» **Given request**
Locate the string "região" throughout the material and copy every line in which it occurs.

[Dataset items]
_ _ _ _ _ _ _

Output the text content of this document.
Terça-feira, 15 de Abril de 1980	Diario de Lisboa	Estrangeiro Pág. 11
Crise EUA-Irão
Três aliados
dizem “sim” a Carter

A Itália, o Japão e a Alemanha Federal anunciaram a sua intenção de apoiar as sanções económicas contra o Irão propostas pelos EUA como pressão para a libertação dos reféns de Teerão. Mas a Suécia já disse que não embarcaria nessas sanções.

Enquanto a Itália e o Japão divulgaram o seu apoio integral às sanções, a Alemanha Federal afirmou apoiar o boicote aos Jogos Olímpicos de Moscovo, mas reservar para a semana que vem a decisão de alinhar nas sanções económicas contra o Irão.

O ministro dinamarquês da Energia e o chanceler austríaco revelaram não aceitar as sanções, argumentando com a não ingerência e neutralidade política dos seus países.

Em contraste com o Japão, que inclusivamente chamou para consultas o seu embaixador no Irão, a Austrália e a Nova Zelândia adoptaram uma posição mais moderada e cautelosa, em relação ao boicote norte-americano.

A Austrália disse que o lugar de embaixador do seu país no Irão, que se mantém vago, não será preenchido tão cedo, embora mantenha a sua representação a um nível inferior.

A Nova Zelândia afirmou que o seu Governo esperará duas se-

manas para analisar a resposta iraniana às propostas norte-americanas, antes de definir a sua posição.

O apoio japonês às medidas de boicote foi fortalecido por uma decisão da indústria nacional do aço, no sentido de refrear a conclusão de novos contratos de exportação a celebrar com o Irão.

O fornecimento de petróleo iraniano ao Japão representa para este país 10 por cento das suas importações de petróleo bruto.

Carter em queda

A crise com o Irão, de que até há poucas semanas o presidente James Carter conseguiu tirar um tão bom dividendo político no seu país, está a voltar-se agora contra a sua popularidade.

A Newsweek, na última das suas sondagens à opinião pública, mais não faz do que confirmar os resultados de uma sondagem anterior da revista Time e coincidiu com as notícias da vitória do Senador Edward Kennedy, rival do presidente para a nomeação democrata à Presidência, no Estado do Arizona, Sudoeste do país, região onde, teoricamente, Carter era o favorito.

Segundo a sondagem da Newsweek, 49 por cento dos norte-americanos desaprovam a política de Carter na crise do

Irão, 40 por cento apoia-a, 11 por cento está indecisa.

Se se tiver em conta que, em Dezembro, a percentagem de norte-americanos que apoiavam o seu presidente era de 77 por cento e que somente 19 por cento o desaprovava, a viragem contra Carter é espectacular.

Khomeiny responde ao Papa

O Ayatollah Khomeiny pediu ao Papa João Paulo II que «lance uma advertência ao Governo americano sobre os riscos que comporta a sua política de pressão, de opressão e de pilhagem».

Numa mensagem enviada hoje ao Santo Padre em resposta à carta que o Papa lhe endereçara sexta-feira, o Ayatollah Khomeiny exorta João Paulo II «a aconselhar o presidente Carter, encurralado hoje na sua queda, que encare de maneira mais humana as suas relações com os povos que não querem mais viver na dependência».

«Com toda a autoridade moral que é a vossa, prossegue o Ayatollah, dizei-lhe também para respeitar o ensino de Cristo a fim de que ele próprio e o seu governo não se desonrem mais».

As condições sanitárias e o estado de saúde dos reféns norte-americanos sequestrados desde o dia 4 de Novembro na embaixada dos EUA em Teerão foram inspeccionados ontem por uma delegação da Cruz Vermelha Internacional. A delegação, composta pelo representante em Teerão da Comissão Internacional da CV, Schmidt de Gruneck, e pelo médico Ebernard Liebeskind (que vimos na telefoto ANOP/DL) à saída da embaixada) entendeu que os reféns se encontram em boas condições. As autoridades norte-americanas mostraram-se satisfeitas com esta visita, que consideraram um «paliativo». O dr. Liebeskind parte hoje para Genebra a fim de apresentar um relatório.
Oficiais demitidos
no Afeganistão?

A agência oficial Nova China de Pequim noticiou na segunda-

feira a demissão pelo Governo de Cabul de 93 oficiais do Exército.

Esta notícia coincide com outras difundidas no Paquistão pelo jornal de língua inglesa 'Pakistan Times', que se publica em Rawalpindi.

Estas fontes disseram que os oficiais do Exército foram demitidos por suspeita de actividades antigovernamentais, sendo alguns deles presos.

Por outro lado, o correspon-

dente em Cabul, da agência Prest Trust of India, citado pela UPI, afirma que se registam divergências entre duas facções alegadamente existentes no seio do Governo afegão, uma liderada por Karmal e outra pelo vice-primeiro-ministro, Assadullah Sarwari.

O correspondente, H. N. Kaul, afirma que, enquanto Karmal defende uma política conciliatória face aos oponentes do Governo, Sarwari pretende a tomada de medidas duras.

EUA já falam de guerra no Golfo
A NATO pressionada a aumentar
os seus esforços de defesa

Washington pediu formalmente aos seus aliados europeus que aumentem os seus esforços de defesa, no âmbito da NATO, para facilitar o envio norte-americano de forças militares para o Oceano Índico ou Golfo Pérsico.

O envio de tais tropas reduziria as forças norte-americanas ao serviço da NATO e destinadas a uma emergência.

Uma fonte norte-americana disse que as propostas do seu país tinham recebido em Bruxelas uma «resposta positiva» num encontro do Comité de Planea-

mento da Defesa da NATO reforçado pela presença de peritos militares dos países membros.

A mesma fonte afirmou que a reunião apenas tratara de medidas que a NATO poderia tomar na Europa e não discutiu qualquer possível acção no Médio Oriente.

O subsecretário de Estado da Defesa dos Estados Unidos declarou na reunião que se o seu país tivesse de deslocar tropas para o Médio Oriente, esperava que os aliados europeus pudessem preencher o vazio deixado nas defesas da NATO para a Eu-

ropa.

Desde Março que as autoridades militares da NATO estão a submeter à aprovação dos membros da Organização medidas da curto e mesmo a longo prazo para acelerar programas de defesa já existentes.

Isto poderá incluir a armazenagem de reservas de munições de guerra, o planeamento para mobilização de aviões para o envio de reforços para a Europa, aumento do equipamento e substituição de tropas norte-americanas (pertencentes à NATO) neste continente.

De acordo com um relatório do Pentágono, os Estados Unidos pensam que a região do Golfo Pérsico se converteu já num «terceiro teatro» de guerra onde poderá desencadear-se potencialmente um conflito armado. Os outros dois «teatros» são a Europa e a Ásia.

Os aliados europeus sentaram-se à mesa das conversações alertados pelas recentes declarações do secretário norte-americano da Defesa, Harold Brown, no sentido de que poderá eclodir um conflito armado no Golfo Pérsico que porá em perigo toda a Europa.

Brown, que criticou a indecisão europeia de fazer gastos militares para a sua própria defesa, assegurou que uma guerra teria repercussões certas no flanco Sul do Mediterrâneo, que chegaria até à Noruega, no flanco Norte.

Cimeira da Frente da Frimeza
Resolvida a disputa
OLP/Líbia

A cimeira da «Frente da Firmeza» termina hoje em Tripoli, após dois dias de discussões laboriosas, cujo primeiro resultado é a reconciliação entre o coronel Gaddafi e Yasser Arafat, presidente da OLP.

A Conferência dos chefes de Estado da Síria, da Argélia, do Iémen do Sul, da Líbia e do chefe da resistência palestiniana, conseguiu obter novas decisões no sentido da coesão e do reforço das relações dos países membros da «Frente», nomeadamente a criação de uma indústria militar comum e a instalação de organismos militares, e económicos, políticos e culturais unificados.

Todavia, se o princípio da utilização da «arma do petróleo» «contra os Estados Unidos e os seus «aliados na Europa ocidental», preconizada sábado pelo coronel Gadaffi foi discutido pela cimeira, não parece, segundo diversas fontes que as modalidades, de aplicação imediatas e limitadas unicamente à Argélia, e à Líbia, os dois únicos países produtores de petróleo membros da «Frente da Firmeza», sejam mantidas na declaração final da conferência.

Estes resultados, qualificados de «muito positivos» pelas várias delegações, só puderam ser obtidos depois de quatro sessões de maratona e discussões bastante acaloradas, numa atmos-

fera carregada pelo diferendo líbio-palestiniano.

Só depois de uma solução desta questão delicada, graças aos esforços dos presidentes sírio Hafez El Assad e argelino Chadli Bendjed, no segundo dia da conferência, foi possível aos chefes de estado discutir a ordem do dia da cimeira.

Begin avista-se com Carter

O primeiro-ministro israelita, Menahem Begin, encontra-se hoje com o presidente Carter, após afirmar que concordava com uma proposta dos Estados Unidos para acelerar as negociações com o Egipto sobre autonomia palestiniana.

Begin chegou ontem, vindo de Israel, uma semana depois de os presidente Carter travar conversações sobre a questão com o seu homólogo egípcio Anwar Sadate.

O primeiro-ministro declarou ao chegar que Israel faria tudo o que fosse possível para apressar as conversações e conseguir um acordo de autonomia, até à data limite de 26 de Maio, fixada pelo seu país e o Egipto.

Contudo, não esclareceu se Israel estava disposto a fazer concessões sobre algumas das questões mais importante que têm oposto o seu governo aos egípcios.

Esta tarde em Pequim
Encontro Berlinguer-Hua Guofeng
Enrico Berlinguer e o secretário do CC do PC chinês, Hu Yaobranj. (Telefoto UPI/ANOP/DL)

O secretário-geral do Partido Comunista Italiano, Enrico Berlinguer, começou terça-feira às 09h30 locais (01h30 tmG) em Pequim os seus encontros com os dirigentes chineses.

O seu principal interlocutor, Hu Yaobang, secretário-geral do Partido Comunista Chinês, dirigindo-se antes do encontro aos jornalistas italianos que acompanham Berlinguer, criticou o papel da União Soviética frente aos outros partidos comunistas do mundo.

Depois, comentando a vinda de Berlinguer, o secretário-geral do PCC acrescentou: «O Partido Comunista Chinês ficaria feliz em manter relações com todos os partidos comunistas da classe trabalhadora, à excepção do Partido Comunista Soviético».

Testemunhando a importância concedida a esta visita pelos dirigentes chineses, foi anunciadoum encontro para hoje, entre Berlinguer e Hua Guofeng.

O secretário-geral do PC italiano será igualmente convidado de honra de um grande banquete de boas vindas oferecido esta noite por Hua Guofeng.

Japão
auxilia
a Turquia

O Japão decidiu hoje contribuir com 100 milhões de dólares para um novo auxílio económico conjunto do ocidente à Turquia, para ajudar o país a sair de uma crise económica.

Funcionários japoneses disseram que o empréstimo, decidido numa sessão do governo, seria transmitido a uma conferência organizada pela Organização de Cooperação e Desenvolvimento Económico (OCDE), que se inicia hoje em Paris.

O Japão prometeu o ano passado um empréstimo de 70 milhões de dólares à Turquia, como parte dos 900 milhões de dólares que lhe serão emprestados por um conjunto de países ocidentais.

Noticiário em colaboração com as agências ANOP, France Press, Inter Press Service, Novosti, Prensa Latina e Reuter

_ _ _ _ _ _ _

» **Task response**
A Newsweek, na última das suas sondagens à opinião pública, mais não faz do que confirmar os resultados de uma sondagem anterior da revista Time e coincidiu com as notícias da vitória do Senador Edward Kennedy, rival do presidente para a nomeação democrata à Presidência, no Estado do Arizona, Sudoeste do país, região onde, teoricamente, Carter era o favorito.
De acordo com um relatório do Pentágono, os Estados Unidos pensam que a região do Golfo Pérsico se converteu já num «terceiro teatro» de guerra onde poderá desencadear-se potencialmente um conflito armado. Os outros dois «teatros» são a Europa e a Ásia.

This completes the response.